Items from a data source
________________

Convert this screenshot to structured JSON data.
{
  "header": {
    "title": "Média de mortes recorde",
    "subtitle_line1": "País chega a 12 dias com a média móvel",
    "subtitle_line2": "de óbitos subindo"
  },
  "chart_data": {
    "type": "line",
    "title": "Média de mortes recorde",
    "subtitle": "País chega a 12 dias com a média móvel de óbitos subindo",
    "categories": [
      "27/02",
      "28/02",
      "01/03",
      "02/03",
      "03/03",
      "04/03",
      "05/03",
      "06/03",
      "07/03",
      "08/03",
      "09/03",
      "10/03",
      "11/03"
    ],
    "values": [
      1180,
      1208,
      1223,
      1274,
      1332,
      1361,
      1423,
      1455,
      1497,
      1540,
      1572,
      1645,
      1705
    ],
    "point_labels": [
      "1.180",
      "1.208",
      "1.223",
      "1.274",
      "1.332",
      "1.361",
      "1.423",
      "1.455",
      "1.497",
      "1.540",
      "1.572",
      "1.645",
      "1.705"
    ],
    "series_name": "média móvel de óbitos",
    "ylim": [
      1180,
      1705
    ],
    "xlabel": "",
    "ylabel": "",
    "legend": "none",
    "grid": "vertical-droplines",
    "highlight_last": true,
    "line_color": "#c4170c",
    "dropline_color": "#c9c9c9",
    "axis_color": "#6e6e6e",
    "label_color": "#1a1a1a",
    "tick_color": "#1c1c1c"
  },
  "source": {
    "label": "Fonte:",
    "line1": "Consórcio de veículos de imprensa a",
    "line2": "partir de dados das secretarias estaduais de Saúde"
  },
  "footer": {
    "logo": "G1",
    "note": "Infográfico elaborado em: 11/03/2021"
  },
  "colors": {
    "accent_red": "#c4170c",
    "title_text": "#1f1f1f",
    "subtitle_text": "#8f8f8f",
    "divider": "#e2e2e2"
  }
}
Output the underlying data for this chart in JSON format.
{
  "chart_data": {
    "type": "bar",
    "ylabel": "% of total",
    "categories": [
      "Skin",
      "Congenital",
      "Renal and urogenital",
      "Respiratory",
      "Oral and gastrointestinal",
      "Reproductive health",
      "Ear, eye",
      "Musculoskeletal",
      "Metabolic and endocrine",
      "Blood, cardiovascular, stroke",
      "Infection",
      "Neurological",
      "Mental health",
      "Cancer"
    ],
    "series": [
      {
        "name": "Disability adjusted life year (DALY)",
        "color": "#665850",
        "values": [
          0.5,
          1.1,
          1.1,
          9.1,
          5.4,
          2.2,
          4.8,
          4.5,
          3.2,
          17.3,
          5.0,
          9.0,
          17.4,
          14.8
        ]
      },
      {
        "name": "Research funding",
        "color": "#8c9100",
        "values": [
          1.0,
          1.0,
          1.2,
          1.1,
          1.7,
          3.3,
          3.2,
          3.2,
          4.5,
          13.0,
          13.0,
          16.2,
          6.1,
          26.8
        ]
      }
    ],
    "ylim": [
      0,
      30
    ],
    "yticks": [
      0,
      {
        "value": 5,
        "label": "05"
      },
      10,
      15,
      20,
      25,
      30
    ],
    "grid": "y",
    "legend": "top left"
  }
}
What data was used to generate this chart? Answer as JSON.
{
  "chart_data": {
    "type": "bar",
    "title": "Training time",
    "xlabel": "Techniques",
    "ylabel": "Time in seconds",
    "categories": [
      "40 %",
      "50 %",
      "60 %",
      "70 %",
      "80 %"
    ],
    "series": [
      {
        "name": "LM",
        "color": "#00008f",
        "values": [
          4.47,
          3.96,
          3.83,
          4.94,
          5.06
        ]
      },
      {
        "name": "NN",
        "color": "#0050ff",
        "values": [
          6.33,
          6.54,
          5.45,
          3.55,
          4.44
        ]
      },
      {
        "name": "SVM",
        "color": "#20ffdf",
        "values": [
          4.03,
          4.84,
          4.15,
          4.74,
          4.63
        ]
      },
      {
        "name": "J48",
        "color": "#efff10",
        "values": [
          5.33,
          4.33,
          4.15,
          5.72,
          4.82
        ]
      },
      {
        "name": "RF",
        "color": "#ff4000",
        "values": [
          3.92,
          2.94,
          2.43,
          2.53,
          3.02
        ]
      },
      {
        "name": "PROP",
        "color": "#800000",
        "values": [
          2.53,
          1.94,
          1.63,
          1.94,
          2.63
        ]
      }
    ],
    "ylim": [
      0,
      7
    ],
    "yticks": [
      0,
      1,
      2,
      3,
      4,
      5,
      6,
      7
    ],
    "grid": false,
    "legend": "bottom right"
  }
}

________________

WRITTEN EXERCISE ▸ Copy out each line of the data containing the string "JSON".

OUTPUT FOR THIS TASK ▸
Convert this screenshot to structured JSON data.
Output the underlying data for this chart in JSON format.
What data was used to generate this chart? Answer as JSON.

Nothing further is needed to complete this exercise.